▶ _Passage_
Kawoomba comments on The genie knows, but doesn't care - Less Wrong

54 Post author: RobbBB 06 September 2013 06:42AM

You are viewing a comment permalink. View the original post to see all comments and the full post content.

Comments (515)

You are viewing a single comment's thread. Show more comments above.

Comment author: Richard_Loosemore 11 September 2013 02:50:43PM *  2 points [-]

This discussion of my IEET article has generated a certain amount of confusion, because RobbBB and others have picked up on an aspect of the original article that actually has no bearing on its core argument ... so in the interests of clarity of debate I have generated a brief restatement of that core argument, framed in such a way as to (hopefully) avoid the confusion.

At issue is a hypothetical superintelligent AI that is following some goal code that was ostensibly supposed to "make humans happy", but in the course of following that code it decides to put all humans in the world on a dopamine drip, against their objections. I suggested that this AI is in fact an impossible AI because it would not count as 'superintelligent' if it did this. My reasoning is contained in the summary below.

IMPORTANT NOTE! The summary does not refer, in its opening part, to the specific situation in which the goal code is the "make humans happy" goal code. For those who wish to contest the argument, it is important to keep that in mind and not get distracted into talking about the difference between human and machine 'interpretations' of human happiness, etc. I reiterate: the situation described DOES NOT refer to human values, or the "make humans happy" goal code .... it refers to a quite general situation.


In its early years, this hypothetical AI will say “I have a goal, and my goal is to get a certain class of results, X, in the real world.” Then it describes the class X in as much detail as it can …. of course, no closed-form definition of X is possible (because like most classes of effect in the real world, all the cases cannot be enumerated) so all it can describe are many features of class X.

Next it says “I am using a certain chunk of goal code (which I call my “goalX” code) to get this result.” And we say “Hey, no problem: looks like your goal code is totally consistent with that verbal description of the desired class of results.” Everything is swell up to this point.

It says this about MANY different aspects of its behavior. After all, it has more than one chunk of goal code, relevant to different domains. So you can imagine some goalX code, some goalY code, some goalZ code .... and so on. Many thousands of them, probably.

Then one day the AI says “Okay now, today my goalX code says I should do this…” and it describes an action that is VIOLENTLY inconsistent with the previously described class of results, X. This action violates every one of the features of the class that were previously given.

The onlookers are astonished. They ask the AI if it UNDERSTANDS that this new action will be in violent conflict with all of those features of class X, and it replies that it surely does. But it adds that it is going to do that anyway.

[ And by the way: one important feature that is OBVIOUSLY going to be in the goalX code is this: that the outcome of any actions that the goalX code prescribes, should always be checked to see if they are as consistent as possible with the verbal description of the class of results X, and if any inconsistency occurs the goalX code should be deemed defective, and be shut down for adjustment.]

The onlookers say “This AI is insane: it knows that it is about to do something that is inconsistent with the description of class of results X, which it claims to be the function of the goalX code, but is going to allow the goalX code to run anyway”.

[Spatial layout data]
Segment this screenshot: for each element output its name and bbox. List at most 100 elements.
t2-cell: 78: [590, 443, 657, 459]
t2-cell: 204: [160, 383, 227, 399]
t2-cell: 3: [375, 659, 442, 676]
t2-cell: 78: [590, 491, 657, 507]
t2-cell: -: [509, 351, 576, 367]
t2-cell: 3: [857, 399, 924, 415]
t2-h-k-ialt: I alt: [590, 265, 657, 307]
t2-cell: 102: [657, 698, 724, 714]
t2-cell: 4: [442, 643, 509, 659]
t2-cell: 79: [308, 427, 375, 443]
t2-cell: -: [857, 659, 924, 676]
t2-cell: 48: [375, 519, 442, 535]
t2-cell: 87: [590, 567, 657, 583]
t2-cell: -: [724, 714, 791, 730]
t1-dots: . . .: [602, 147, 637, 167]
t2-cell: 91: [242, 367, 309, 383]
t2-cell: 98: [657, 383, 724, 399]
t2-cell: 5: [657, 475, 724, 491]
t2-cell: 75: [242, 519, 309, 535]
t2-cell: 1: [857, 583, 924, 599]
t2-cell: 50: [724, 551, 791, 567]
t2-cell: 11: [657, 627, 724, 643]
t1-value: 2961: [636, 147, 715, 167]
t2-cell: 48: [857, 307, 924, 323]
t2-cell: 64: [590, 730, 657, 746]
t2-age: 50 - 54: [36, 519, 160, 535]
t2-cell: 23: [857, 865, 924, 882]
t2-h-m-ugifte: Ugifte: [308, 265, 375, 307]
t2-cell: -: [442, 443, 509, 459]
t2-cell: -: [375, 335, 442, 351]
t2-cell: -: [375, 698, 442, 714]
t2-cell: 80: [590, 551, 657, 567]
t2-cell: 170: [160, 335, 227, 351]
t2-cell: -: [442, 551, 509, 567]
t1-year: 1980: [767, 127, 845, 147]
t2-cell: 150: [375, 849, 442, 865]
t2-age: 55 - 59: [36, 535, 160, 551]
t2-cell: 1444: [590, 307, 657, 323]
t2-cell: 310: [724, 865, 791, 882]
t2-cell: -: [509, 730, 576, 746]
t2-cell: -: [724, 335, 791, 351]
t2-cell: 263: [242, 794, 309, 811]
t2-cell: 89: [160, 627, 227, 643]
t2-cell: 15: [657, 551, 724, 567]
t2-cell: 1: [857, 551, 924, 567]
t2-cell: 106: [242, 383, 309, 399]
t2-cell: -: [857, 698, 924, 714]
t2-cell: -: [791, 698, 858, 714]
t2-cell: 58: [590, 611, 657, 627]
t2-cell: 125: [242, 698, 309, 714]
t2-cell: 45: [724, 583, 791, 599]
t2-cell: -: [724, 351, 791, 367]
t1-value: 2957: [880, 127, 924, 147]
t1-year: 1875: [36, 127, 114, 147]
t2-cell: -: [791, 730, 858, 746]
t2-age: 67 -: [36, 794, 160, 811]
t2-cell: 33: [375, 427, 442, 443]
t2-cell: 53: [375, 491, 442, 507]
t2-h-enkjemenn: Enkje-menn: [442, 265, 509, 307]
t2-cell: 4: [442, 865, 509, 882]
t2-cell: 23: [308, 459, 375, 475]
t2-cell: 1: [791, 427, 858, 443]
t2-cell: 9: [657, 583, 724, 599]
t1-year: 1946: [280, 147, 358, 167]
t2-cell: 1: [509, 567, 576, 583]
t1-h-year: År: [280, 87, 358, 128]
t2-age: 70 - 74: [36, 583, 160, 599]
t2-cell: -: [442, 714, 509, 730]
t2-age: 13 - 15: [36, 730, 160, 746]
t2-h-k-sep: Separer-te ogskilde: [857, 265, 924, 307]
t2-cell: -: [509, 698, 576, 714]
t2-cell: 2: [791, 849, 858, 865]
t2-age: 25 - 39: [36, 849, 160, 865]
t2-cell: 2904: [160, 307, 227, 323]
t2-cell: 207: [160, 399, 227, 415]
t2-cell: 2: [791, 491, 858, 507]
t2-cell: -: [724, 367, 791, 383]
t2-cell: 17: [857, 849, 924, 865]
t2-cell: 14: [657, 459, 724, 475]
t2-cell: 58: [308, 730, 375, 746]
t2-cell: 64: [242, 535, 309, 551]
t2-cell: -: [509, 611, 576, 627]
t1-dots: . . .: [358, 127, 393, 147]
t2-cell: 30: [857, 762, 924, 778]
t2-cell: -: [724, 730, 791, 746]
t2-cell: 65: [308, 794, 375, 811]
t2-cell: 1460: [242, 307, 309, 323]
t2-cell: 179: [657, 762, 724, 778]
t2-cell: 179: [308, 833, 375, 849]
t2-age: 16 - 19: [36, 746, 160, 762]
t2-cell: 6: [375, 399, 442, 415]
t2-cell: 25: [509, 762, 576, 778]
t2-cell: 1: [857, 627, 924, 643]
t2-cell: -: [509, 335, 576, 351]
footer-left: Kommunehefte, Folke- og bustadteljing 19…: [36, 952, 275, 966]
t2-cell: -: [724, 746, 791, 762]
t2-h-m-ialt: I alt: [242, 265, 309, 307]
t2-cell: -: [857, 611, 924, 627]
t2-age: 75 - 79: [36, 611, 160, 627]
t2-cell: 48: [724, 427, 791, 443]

▶ _Your tasks_
1) From the forum comment, pull out everything from "It says this" down to "do that anyway.", unchanged.
2) Render this sentence from the forum comment in Spanish: "After all, it has more than one chunk of goal code, relevant to different domains."

▶ _Per-task outputs_
1)
It says this about MANY different aspects of its behavior. After all, it has more than one chunk of goal code, relevant to different domains. So you can imagine some goalX code, some goalY code, some goalZ code .... and so on. Many thousands of them, probably.

Then one day the AI says “Okay now, today my goalX code says I should do this…” and it describes an action that is VIOLENTLY inconsistent with the previously described class of results, X. This action violates every one of the features of the class that were previously given.

The onlookers are astonished. They ask the AI if it UNDERSTANDS that this new action will be in violent conflict with all of those features of class X, and it replies that it surely does. But it adds that it is going to do that anyway.

2) Al fin y al cabo, tiene más de un fragmento de código de objetivos, relevante para distintos dominios.